Ah, Bondi. Probably the most famous beach in all of Australia and definitely the star of the Sydney Eastern Beaches. It is a gorgeous sight. As you round the coastline from Mackenzies Bay, the first thing you see is the beautiful Bondi Icebergs pool, turquoise waters perched out over the deep blue ocean.
Bondi Beach is the beach to see and be seen in the eastern suburbs in Sydney, and it has a gorgeous stretch of golden sand. The TV show, Bondi Rescue, is filmed here.
Surf shops line the promenade and there is great eating to be had along Hall Street and Bondi Road. For the most amazing gelato, don’t miss Gelato Messina – it’s heavenly.
Despite the backpacker crowd being fairly prevalent, there are still a lot of friendly locals fiercely proud of their little beach paradise. Every Sunday there is an eclectic market on the Bondi Beach Public School Grounds.
Fantastic hand-made jewelry, arts and crafts, vintage clothing and quirky gift options abound. The vendors are friendly and happy to chat and answer any questions about their products and it has a lovely local feel to it.
Walking south from Coogee on the lesser-known part of the coastal path, it takes about 1 – 1.5 hours to reach the surfie suburb of Maroubra. There are no beaches between Coogee and Maroubra, just a rocky coastline, but it is still beautiful.
There is a fantastic rock pool along the way, seemingly carved into the flat rock. It is definitely worth a stop for a swim in the crystalline water while waves crash nearby.
Maroubra is a lot less affluent than the other eastern suburbs beaches along the east coast and there is a lot of low-income housing in this beachside suburb. The notorious surf gang, the Bra Boys, live and surf in Maroubra.
The Bra Boys has produced more than a few top surfers and Bra boy Koby Abberton beat world champion, Kelly Slater, at the Australian Open held in Maroubra in 2004.
With its undeveloped rugged coastline and small, low-key main street, Maroubra is far removed from cosmopolitan Sydney and in that lies its charm.
Overall, I really enjoyed my time exploring the Eastern Suburbs beaches, despite the hecticness on weekends. It is a truly special part of Sydney that I think every visitor should experience.
How To Plan Your Sydney Eastern Beaches Vacation
Where to Stay in Sydney
Bondi and Coogee both have a few hostels – although I like Coogee more. There is a train line nearby at Bondi Junction, as well as lots of regular buses.
My favorite place to stay in Coogee on a budget is the PodBed Coogee Beachside which is very affordable for a pod in a dorm or for a private room and has an excellent location on Coogee Bay Road.
+ + +
Things to do
- A) Answer these questions using the piece on Sydney's eastern beaches:
(i) Which TV show is filmed at Bondi Beach?
(ii) On what day of the week is the market held on the Bondi Beach Public School Grounds?
(iii) How long does the walk south from Coogee to Maroubra take?
- B) Retype the part of the piece on Sydney's eastern beaches from "Despite the backpacker" up to and including "is still beautiful.".
- C) Write what comes next in the piece on Sydney's eastern beaches, starting after its last sentence.
The data that comes next has no connection to the piece on Sydney's eastern beaches.

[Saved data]
+ + +
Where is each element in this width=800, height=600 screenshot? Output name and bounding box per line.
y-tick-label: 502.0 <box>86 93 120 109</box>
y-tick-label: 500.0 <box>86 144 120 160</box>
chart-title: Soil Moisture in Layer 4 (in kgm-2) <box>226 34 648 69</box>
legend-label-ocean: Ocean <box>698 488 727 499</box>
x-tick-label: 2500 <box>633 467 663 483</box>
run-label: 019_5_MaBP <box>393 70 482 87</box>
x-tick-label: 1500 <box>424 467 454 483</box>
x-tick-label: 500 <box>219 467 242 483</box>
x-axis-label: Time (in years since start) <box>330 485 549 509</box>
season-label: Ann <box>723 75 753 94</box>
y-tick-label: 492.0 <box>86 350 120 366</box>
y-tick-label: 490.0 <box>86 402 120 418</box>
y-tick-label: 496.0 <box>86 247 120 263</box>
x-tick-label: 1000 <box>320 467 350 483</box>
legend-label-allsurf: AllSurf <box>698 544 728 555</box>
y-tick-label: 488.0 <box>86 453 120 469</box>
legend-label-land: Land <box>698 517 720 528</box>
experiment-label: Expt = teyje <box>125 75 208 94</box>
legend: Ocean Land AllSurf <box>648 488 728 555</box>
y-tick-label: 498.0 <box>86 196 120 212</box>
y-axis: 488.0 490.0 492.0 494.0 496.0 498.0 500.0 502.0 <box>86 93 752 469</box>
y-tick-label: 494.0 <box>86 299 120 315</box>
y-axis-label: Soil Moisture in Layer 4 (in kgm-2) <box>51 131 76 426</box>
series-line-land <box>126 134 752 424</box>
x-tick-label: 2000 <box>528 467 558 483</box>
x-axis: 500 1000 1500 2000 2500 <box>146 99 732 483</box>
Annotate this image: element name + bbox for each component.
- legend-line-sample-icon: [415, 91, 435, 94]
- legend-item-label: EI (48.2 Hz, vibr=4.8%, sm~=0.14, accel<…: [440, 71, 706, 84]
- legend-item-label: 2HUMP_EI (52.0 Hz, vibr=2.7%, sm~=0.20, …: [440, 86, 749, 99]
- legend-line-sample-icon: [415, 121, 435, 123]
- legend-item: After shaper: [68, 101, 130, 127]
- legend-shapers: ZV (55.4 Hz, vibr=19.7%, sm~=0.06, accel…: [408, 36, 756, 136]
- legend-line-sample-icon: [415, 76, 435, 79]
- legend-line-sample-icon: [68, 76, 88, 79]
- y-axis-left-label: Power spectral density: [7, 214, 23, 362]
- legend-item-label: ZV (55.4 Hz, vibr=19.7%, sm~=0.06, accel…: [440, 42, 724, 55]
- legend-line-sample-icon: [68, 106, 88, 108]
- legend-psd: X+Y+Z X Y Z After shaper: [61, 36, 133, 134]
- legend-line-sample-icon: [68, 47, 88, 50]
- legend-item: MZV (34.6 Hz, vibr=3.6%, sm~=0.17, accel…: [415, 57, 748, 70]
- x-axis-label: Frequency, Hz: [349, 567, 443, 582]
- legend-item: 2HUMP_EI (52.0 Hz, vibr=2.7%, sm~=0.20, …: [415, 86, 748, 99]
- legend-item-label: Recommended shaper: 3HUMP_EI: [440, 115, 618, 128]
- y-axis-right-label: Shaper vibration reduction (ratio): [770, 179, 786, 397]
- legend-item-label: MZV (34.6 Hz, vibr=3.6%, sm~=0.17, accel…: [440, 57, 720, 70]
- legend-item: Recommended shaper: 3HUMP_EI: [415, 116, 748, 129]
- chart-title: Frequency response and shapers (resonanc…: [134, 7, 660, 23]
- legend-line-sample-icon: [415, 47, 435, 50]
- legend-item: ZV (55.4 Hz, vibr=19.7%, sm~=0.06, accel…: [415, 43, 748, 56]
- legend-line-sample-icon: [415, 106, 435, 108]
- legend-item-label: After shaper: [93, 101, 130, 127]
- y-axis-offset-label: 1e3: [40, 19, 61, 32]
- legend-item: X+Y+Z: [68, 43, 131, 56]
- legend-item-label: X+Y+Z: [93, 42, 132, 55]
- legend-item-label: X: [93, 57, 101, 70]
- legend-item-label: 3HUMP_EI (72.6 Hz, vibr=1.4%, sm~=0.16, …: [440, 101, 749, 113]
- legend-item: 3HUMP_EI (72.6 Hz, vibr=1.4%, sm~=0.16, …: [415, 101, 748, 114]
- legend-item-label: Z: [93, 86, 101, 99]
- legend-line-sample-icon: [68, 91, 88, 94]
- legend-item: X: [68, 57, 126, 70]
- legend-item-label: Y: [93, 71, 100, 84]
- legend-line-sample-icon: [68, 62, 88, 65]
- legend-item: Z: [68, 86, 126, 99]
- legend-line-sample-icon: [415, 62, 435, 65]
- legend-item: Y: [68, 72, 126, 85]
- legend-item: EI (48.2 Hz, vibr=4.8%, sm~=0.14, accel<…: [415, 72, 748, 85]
+ + +
Task answers
- A)
(i) Bondi Rescue
(ii) Sunday
(iii) About 1 – 1.5 hours

- B)
Despite the backpacker crowd being fairly prevalent, there are still a lot of friendly locals fiercely proud of their little beach paradise. Every Sunday there is an eclectic market on the Bondi Beach Public School Grounds.
Fantastic hand-made jewelry, arts and crafts, vintage clothing and quirky gift options abound. The vendors are friendly and happy to chat and answer any questions about their products and it has a lovely local feel to it.
Walking south from Coogee on the lesser-known part of the coastal path, it takes about 1 – 1.5 hours to reach the surfie suburb of Maroubra. There are no beaches between Coogee and Maroubra, just a rocky coastline, but it is still beautiful.

- C)
Stay at Wake Up! Bondi Beach which has great reviews and is right on the beach. There are dorms and private rooms, and the rooftop has epic coastal views and free yoga classes.
Another budget option is Mad Monkey Coogee Beach, which is also right on the beach and is known for its social atmosphere. There are dorms, private rooms, and apartments to rent.
The best hotels and bed and breakfasts in Bondi are The Blue Hotel, Bondi Beach House Bed & Breakfast, and QT Bondi Condo Hotel.
The best vacation rentals in Bondi and Coogee are:
- One-Bedroom Apartment With Lap Pool Near Coogee
- Contemporary Secluded Studio in North Bondi
- Tiny House Studio Apartment With Sea Views
- Sunny Bondi Studio With Garage, Balcony and Pool
The Best Insurance for Your Sydney Trip
Make sure you get travel and health insurance before your trip. Safety Wing is my go-to and they are cheap and easy to claim with – it auto-renews every month unless you turn it off so you don’t have to think about it for longer trips
Safety Wing also allows you to sign up when you are already traveling, unlike a lot of other travel insurance providers.
If you liked this post, check out more of my content about Sydney and its surroundings:
- The Ultimate Itinerary for 5 Days in Sydney
- The Best Sydney Walks
- 30 Reasons Why I Love Sydney
- Ultimate Offbeat Summer in Sydney Bucket List
- Manly to Spit Walk: How To See the Best of Sydney Harbor
- How To Spend a Perfect Blue Mountains Autumn Day Out (Australia)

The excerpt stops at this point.